— Goal —
Recast the lines of the records as a Markdown table with two columns, Row and Entry, holding a row number and the line. Begin at the line that has "Patent image size: (893, 602)." and stop after the line that has "The chain module 47 is at (797, 177).", leaving out blank lines.
--- Start of Stored records ---
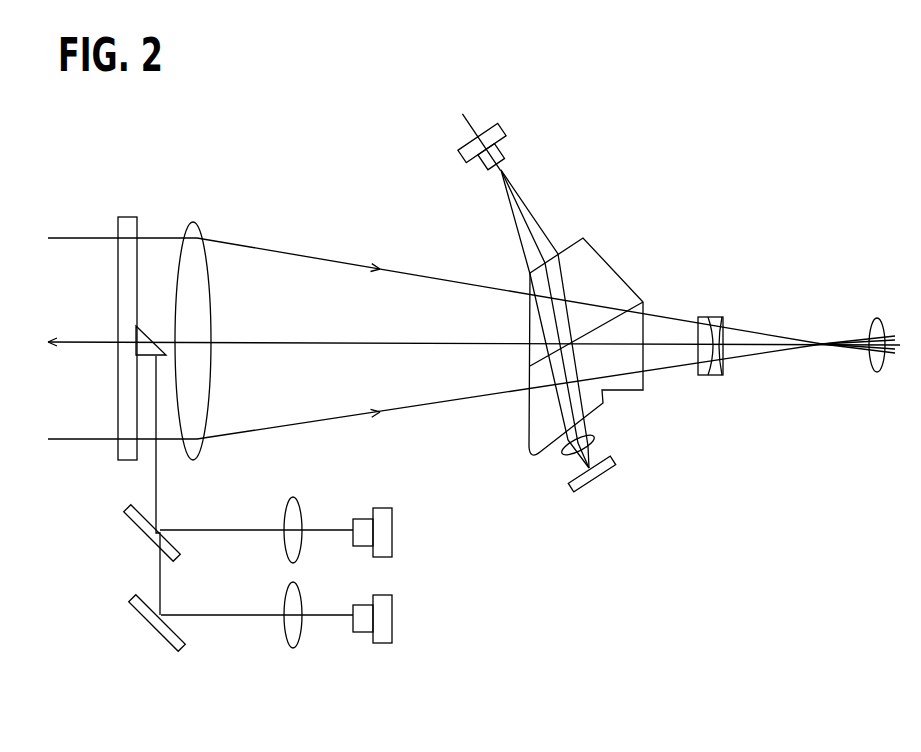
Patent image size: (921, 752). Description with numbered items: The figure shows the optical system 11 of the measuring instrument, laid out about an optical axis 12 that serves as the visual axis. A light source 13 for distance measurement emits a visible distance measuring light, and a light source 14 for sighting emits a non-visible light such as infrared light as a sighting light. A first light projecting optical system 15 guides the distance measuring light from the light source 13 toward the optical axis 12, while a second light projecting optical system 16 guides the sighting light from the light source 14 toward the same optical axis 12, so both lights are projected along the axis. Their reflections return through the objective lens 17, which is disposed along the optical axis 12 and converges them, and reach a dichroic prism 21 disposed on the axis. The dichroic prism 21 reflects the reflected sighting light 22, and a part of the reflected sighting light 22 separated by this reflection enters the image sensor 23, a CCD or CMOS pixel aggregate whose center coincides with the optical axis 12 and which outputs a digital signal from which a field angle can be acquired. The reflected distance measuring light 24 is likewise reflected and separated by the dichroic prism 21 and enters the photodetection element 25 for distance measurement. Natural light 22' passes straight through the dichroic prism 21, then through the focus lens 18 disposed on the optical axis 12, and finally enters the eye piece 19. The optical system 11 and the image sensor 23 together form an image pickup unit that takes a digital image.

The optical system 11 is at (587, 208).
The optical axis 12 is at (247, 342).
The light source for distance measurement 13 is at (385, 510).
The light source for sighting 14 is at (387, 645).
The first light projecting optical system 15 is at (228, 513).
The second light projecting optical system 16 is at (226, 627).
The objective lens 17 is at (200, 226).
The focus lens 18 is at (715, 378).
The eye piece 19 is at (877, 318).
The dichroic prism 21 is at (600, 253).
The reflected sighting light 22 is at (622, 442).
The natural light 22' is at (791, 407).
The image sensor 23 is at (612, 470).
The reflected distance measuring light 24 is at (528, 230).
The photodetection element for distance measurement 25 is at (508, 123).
--- End of Stored records ---
--- Start of Stored records ---
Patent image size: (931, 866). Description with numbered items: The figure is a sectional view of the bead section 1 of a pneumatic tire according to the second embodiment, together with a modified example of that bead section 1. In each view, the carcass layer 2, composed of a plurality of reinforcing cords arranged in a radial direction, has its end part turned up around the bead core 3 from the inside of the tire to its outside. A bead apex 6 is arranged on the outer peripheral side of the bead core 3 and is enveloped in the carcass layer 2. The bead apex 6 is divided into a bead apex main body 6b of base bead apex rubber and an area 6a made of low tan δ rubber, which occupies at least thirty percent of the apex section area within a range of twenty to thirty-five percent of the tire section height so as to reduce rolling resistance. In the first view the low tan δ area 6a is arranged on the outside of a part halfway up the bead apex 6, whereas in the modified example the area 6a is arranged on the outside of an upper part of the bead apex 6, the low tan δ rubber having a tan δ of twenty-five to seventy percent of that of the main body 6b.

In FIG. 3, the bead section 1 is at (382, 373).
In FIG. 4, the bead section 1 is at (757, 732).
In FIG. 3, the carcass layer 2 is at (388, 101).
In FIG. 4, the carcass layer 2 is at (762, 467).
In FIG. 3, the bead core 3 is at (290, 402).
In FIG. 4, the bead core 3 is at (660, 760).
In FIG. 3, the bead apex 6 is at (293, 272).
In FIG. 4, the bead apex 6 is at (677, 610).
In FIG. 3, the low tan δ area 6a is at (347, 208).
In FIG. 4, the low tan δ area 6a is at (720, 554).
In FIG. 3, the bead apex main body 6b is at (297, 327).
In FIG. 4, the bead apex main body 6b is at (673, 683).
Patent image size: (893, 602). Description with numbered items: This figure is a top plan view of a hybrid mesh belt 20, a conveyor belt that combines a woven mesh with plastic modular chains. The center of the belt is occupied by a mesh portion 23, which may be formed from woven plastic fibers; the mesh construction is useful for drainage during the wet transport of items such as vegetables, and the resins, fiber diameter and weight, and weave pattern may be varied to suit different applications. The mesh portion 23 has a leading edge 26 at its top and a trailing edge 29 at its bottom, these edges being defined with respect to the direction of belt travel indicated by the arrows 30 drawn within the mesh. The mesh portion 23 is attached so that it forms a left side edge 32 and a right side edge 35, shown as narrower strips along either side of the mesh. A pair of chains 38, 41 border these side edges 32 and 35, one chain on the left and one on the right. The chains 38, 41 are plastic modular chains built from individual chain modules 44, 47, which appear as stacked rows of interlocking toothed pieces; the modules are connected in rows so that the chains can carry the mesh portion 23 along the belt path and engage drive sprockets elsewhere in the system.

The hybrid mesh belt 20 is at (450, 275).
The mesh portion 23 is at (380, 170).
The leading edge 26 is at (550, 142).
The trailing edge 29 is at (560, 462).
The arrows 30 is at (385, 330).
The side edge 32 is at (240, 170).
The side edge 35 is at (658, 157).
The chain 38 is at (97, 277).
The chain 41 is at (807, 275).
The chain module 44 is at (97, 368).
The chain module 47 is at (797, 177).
--- End of Stored records ---
--- Start of Stored records ---
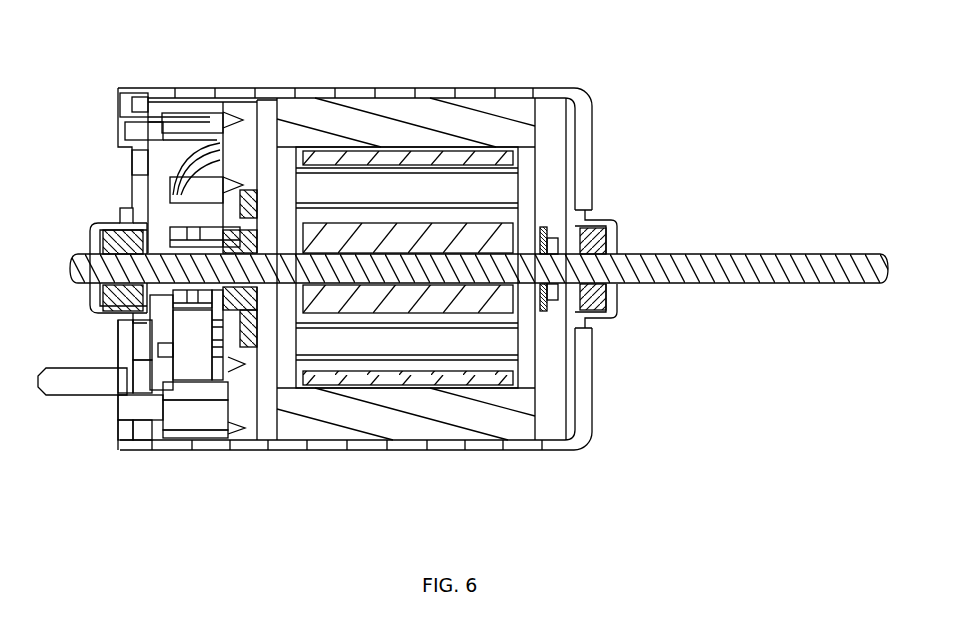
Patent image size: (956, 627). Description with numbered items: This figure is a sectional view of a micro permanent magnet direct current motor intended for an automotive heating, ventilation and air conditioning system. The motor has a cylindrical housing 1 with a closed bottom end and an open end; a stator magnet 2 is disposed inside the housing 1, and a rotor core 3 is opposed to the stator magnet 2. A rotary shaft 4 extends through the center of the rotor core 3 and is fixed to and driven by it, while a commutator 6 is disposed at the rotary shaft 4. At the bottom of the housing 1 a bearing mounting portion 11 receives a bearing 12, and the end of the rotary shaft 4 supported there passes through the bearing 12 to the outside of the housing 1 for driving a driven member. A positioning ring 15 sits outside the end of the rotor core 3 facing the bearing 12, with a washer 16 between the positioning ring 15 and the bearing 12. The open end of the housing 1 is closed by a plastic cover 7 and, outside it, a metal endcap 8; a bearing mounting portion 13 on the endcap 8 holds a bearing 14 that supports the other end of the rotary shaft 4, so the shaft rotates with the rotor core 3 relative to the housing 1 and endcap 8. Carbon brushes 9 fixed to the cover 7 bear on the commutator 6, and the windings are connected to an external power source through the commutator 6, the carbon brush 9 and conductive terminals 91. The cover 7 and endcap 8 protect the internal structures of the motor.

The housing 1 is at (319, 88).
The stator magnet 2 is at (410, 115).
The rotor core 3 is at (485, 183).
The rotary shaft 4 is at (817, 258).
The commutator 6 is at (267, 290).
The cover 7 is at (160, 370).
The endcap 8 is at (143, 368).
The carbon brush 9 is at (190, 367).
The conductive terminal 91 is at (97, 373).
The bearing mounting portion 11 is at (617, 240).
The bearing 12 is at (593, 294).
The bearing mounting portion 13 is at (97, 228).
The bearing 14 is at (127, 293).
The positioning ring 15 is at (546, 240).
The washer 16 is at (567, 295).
--- End of Stored records ---
— Reply —
| Row | Entry |
|---|---|
| 1 | Patent image size: (893, 602). Description with numbered items: This figure is a top plan view of a hybrid mesh belt 20, a conveyor belt that combines a woven mesh with plastic modular chains. The center of the belt is occupied by a mesh portion 23, which may be formed from woven plastic fibers; the mesh construction is useful for drainage during the wet transport of items such as vegetables, and the resins, fiber diameter and weight, and weave pattern may be varied to suit different applications. The mesh portion 23 has a leading edge 26 at its top and a trailing edge 29 at its bottom, these edges being defined with respect to the direction of belt travel indicated by the arrows 30 drawn within the mesh. The mesh portion 23 is attached so that it forms a left side edge 32 and a right side edge 35, shown as narrower strips along either side of the mesh. A pair of chains 38, 41 border these side edges 32 and 35, one chain on the left and one on the right. The chains 38, 41 are plastic modular chains built from individual chain modules 44, 47, which appear as stacked rows of interlocking toothed pieces; the modules are connected in rows so that the chains can carry the mesh portion 23 along the belt path and engage drive sprockets elsewhere in the system. |
| 2 | The hybrid mesh belt 20 is at (450, 275). |
| 3 | The mesh portion 23 is at (380, 170). |
| 4 | The leading edge 26 is at (550, 142). |
| 5 | The trailing edge 29 is at (560, 462). |
| 6 | The arrows 30 is at (385, 330). |
| 7 | The side edge 32 is at (240, 170). |
| 8 | The side edge 35 is at (658, 157). |
| 9 | The chain 38 is at (97, 277). |
| 10 | The chain 41 is at (807, 275). |
| 11 | The chain module 44 is at (97, 368). |
| 12 | The chain module 47 is at (797, 177). |